**THE TASK**
Pick out the lines containing "true".

# START OF TASK DATA

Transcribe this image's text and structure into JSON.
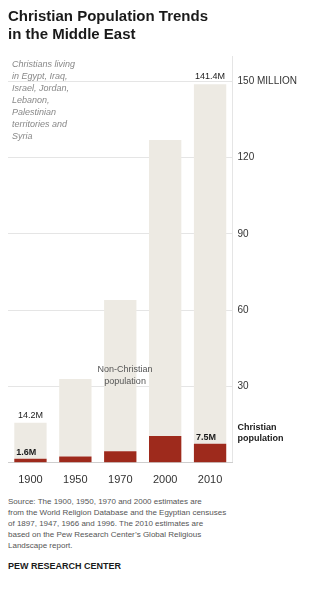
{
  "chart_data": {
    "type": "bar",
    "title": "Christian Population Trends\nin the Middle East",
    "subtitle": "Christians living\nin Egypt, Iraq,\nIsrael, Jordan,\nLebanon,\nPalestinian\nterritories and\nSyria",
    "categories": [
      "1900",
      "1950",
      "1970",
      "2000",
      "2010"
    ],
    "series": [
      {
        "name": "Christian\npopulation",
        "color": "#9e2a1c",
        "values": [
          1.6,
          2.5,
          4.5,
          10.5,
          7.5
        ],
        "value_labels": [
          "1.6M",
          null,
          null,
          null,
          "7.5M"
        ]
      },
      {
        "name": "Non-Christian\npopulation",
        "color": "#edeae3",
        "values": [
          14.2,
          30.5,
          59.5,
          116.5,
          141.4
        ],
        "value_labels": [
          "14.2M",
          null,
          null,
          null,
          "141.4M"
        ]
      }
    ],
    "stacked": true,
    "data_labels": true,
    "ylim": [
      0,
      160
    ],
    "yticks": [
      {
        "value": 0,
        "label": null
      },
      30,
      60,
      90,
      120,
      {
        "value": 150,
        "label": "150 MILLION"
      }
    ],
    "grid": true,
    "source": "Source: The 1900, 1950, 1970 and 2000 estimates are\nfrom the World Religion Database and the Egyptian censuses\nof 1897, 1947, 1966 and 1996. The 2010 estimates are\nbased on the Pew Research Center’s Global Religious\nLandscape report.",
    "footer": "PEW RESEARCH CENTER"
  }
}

# END OF TASK DATA

**REPLY**
    "stacked": true,
    "data_labels": true,
    "grid": true,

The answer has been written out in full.